• **THE INPUT**
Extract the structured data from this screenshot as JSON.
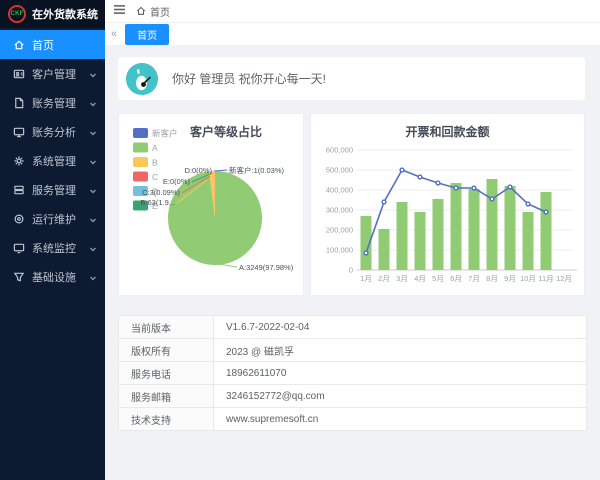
{
  "app": {
    "logo_text": "CKF",
    "title": "在外货款系统"
  },
  "colors": {
    "accent": "#1890ff",
    "sidebar_bg": "#0c1a32",
    "avatar_bg": "#43c3c9",
    "pie_palette": [
      "#5470c6",
      "#91cc75",
      "#fac858",
      "#ee6666",
      "#73c0de",
      "#3ba272"
    ],
    "bar_color": "#91cc75",
    "line_color": "#5470c6"
  },
  "topbar": {
    "breadcrumb_home": "首页"
  },
  "tabbar": {
    "active_tab": "首页",
    "scroll_left_glyph": "«"
  },
  "sidebar": {
    "items": [
      {
        "label": "首页",
        "icon": "home-icon",
        "active": true,
        "has_children": false
      },
      {
        "label": "客户管理",
        "icon": "customer-icon",
        "active": false,
        "has_children": true
      },
      {
        "label": "账务管理",
        "icon": "finance-icon",
        "active": false,
        "has_children": true
      },
      {
        "label": "账务分析",
        "icon": "analysis-icon",
        "active": false,
        "has_children": true
      },
      {
        "label": "系统管理",
        "icon": "gear-icon",
        "active": false,
        "has_children": true
      },
      {
        "label": "服务管理",
        "icon": "service-icon",
        "active": false,
        "has_children": true
      },
      {
        "label": "运行维护",
        "icon": "ops-icon",
        "active": false,
        "has_children": true
      },
      {
        "label": "系统监控",
        "icon": "monitor-icon",
        "active": false,
        "has_children": true
      },
      {
        "label": "基础设施",
        "icon": "infra-icon",
        "active": false,
        "has_children": true
      }
    ]
  },
  "greeting": {
    "text": "你好 管理员 祝你开心每一天!"
  },
  "chart_data": [
    {
      "type": "pie",
      "title": "客户等级占比",
      "legend_position": "left",
      "legend": [
        "新客户",
        "A",
        "B",
        "C",
        "D",
        "E"
      ],
      "series": [
        {
          "name": "新客户",
          "value": 1,
          "percent": "0.03%",
          "label": "新客户:1(0.03%)"
        },
        {
          "name": "A",
          "value": 3249,
          "percent": "97.98%",
          "label": "A:3249(97.98%)"
        },
        {
          "name": "B",
          "value": 63,
          "percent": "1.9%",
          "label": "B:63(1.9..."
        },
        {
          "name": "C",
          "value": 3,
          "percent": "0.09%",
          "label": "C:3(0.09%)"
        },
        {
          "name": "D",
          "value": 0,
          "percent": "0%",
          "label": "D:0(0%)"
        },
        {
          "name": "E",
          "value": 0,
          "percent": "0%",
          "label": "E:0(0%)"
        }
      ]
    },
    {
      "type": "bar",
      "title": "开票和回款金额",
      "categories": [
        "1月",
        "2月",
        "3月",
        "4月",
        "5月",
        "6月",
        "7月",
        "8月",
        "9月",
        "10月",
        "11月",
        "12月"
      ],
      "series": [
        {
          "name": "开票",
          "type": "bar",
          "values": [
            270000,
            205000,
            340000,
            290000,
            355000,
            435000,
            405000,
            455000,
            420000,
            290000,
            390000,
            0
          ]
        },
        {
          "name": "回款",
          "type": "line",
          "values": [
            85000,
            340000,
            500000,
            465000,
            435000,
            410000,
            410000,
            355000,
            415000,
            330000,
            290000,
            null
          ]
        }
      ],
      "ylim": [
        0,
        600000
      ],
      "ytick_interval": 100000,
      "grid": true,
      "legend_position": "none"
    }
  ],
  "info_table": {
    "rows": [
      {
        "label": "当前版本",
        "value": "V1.6.7-2022-02-04"
      },
      {
        "label": "版权所有",
        "value": "2023 @ 磁凯孚"
      },
      {
        "label": "服务电话",
        "value": "18962611070"
      },
      {
        "label": "服务邮箱",
        "value": "3246152772@qq.com"
      },
      {
        "label": "技术支持",
        "value": "www.supremesoft.cn"
      }
    ]
  }
}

• **PROBLEM DETAILS**
Leave out the pictures and transcribe everything else exactly.

• **ANSWER FOR THIS EXERCISE**
Extract the structured data from this screenshot as JSON.
{
  "app": {
    "logo_text": "CKF",
    "title": "在外货款系统"
  },
  "colors": {
    "accent": "#1890ff",
    "sidebar_bg": "#0c1a32",
    "avatar_bg": "#43c3c9",
    "pie_palette": [
      "#5470c6",
      "#91cc75",
      "#fac858",
      "#ee6666",
      "#73c0de",
      "#3ba272"
    ],
    "bar_color": "#91cc75",
    "line_color": "#5470c6"
  },
  "topbar": {
    "breadcrumb_home": "首页"
  },
  "tabbar": {
    "active_tab": "首页",
    "scroll_left_glyph": "«"
  },
  "sidebar": {
    "items": [
      {
        "label": "首页",
        "icon": "home-icon",
        "active": true,
        "has_children": false
      },
      {
        "label": "客户管理",
        "icon": "customer-icon",
        "active": false,
        "has_children": true
      },
      {
        "label": "账务管理",
        "icon": "finance-icon",
        "active": false,
        "has_children": true
      },
      {
        "label": "账务分析",
        "icon": "analysis-icon",
        "active": false,
        "has_children": true
      },
      {
        "label": "系统管理",
        "icon": "gear-icon",
        "active": false,
        "has_children": true
      },
      {
        "label": "服务管理",
        "icon": "service-icon",
        "active": false,
        "has_children": true
      },
      {
        "label": "运行维护",
        "icon": "ops-icon",
        "active": false,
        "has_children": true
      },
      {
        "label": "系统监控",
        "icon": "monitor-icon",
        "active": false,
        "has_children": true
      },
      {
        "label": "基础设施",
        "icon": "infra-icon",
        "active": false,
        "has_children": true
      }
    ]
  },
  "greeting": {
    "text": "你好 管理员 祝你开心每一天!"
  },
  "chart_data": [
    {
      "type": "pie",
      "title": "客户等级占比",
      "legend_position": "left",
      "legend": [
        "新客户",
        "A",
        "B",
        "C",
        "D",
        "E"
      ],
      "series": [
        {
          "name": "新客户",
          "value": 1,
          "percent": "0.03%",
          "label": "新客户:1(0.03%)"
        },
        {
          "name": "A",
          "value": 3249,
          "percent": "97.98%",
          "label": "A:3249(97.98%)"
        },
        {
          "name": "B",
          "value": 63,
          "percent": "1.9%",
          "label": "B:63(1.9..."
        },
        {
          "name": "C",
          "value": 3,
          "percent": "0.09%",
          "label": "C:3(0.09%)"
        },
        {
          "name": "D",
          "value": 0,
          "percent": "0%",
          "label": "D:0(0%)"
        },
        {
          "name": "E",
          "value": 0,
          "percent": "0%",
          "label": "E:0(0%)"
        }
      ]
    },
    {
      "type": "bar",
      "title": "开票和回款金额",
      "categories": [
        "1月",
        "2月",
        "3月",
        "4月",
        "5月",
        "6月",
        "7月",
        "8月",
        "9月",
        "10月",
        "11月",
        "12月"
      ],
      "series": [
        {
          "name": "开票",
          "type": "bar",
          "values": [
            270000,
            205000,
            340000,
            290000,
            355000,
            435000,
            405000,
            455000,
            420000,
            290000,
            390000,
            0
          ]
        },
        {
          "name": "回款",
          "type": "line",
          "values": [
            85000,
            340000,
            500000,
            465000,
            435000,
            410000,
            410000,
            355000,
            415000,
            330000,
            290000,
            null
          ]
        }
      ],
      "ylim": [
        0,
        600000
      ],
      "ytick_interval": 100000,
      "grid": true,
      "legend_position": "none"
    }
  ],
  "info_table": {
    "rows": [
      {
        "label": "当前版本",
        "value": "V1.6.7-2022-02-04"
      },
      {
        "label": "版权所有",
        "value": "2023 @ 磁凯孚"
      },
      {
        "label": "服务电话",
        "value": "18962611070"
      },
      {
        "label": "服务邮箱",
        "value": "3246152772@qq.com"
      },
      {
        "label": "技术支持",
        "value": "www.supremesoft.cn"
      }
    ]
  }
}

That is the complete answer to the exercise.